# Problem requirements:
Reproduce the material word for word; the images stay out.
========
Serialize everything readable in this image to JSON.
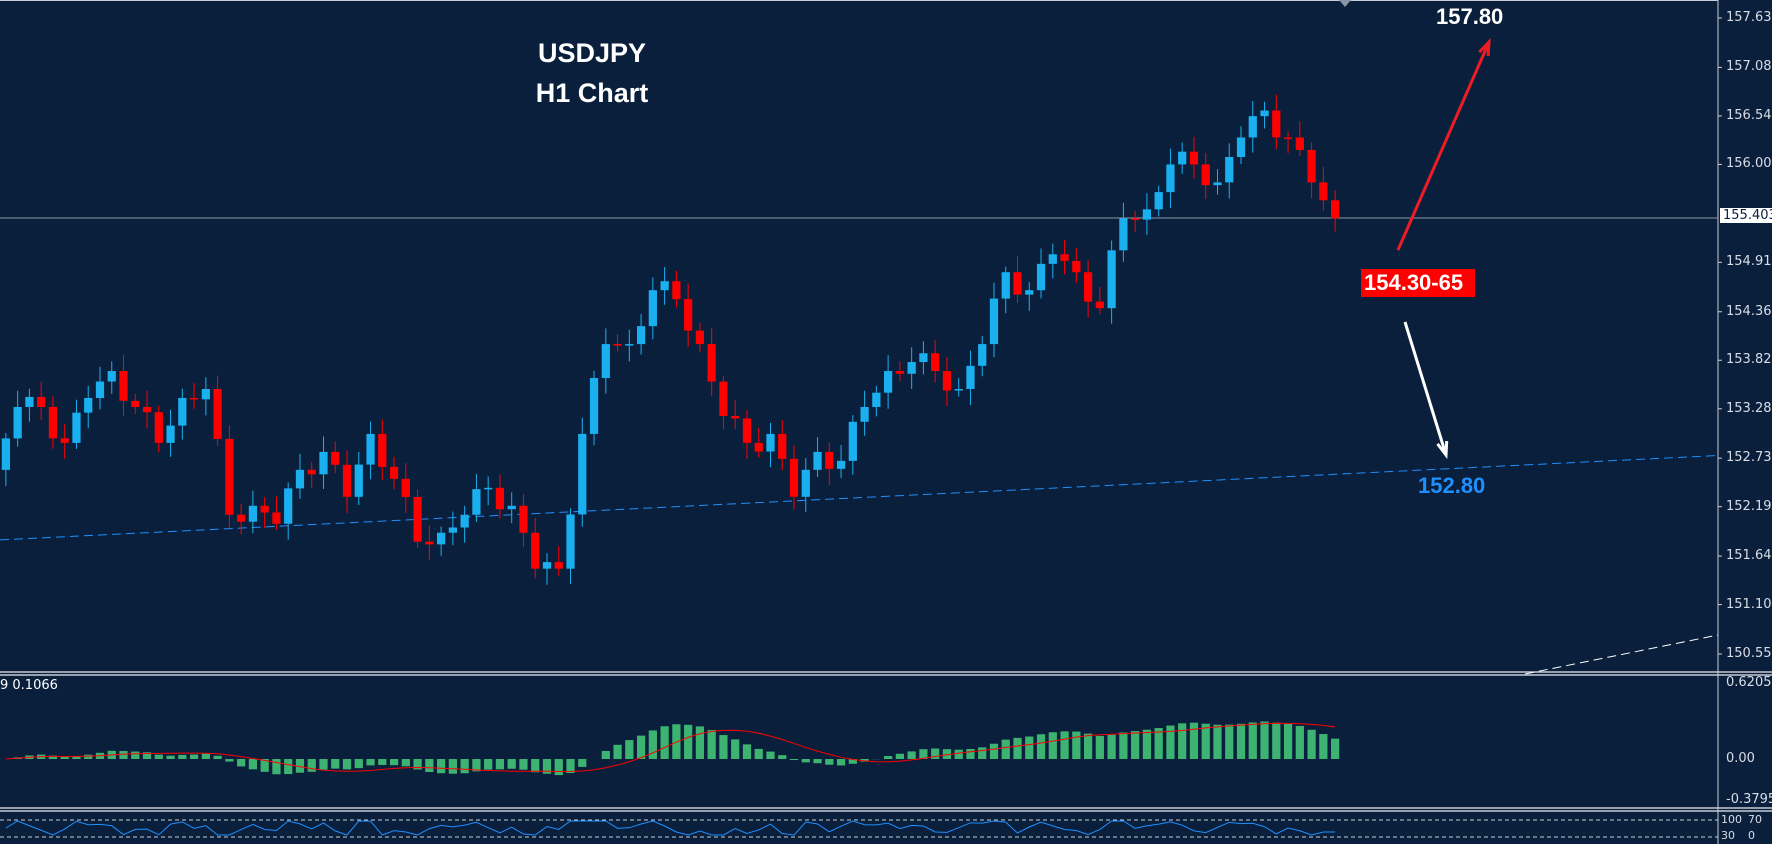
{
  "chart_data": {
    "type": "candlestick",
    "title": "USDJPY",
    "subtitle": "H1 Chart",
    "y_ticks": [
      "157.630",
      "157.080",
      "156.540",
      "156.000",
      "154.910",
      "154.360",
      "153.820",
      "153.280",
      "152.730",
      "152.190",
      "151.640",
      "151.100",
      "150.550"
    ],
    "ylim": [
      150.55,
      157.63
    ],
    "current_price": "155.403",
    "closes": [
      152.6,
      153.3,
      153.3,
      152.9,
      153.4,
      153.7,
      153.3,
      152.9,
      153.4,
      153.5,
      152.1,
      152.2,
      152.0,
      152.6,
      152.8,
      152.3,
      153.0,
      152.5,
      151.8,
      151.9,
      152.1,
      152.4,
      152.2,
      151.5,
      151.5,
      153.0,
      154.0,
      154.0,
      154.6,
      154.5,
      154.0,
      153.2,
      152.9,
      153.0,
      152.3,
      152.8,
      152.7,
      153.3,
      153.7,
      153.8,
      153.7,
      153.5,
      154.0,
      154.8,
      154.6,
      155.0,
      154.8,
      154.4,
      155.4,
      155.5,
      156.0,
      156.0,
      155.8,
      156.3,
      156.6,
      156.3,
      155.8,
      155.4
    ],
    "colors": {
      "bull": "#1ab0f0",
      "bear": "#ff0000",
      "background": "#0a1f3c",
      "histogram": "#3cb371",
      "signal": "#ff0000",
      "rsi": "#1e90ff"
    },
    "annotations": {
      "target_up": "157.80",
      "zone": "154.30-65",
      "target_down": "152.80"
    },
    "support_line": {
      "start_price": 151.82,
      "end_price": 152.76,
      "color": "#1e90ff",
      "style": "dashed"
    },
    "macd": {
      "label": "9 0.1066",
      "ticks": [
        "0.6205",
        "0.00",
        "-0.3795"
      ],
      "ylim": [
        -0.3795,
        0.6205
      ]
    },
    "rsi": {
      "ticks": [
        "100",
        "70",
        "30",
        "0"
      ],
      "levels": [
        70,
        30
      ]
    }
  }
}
========
# Solution for this exercise:
Serialize everything readable in this image to JSON.
{
  "chart_data": {
    "type": "candlestick",
    "title": "USDJPY",
    "subtitle": "H1 Chart",
    "y_ticks": [
      "157.630",
      "157.080",
      "156.540",
      "156.000",
      "154.910",
      "154.360",
      "153.820",
      "153.280",
      "152.730",
      "152.190",
      "151.640",
      "151.100",
      "150.550"
    ],
    "ylim": [
      150.55,
      157.63
    ],
    "current_price": "155.403",
    "closes": [
      152.6,
      153.3,
      153.3,
      152.9,
      153.4,
      153.7,
      153.3,
      152.9,
      153.4,
      153.5,
      152.1,
      152.2,
      152.0,
      152.6,
      152.8,
      152.3,
      153.0,
      152.5,
      151.8,
      151.9,
      152.1,
      152.4,
      152.2,
      151.5,
      151.5,
      153.0,
      154.0,
      154.0,
      154.6,
      154.5,
      154.0,
      153.2,
      152.9,
      153.0,
      152.3,
      152.8,
      152.7,
      153.3,
      153.7,
      153.8,
      153.7,
      153.5,
      154.0,
      154.8,
      154.6,
      155.0,
      154.8,
      154.4,
      155.4,
      155.5,
      156.0,
      156.0,
      155.8,
      156.3,
      156.6,
      156.3,
      155.8,
      155.4
    ],
    "colors": {
      "bull": "#1ab0f0",
      "bear": "#ff0000",
      "background": "#0a1f3c",
      "histogram": "#3cb371",
      "signal": "#ff0000",
      "rsi": "#1e90ff"
    },
    "annotations": {
      "target_up": "157.80",
      "zone": "154.30-65",
      "target_down": "152.80"
    },
    "support_line": {
      "start_price": 151.82,
      "end_price": 152.76,
      "color": "#1e90ff",
      "style": "dashed"
    },
    "macd": {
      "label": "9 0.1066",
      "ticks": [
        "0.6205",
        "0.00",
        "-0.3795"
      ],
      "ylim": [
        -0.3795,
        0.6205
      ]
    },
    "rsi": {
      "ticks": [
        "100",
        "70",
        "30",
        "0"
      ],
      "levels": [
        70,
        30
      ]
    }
  }
}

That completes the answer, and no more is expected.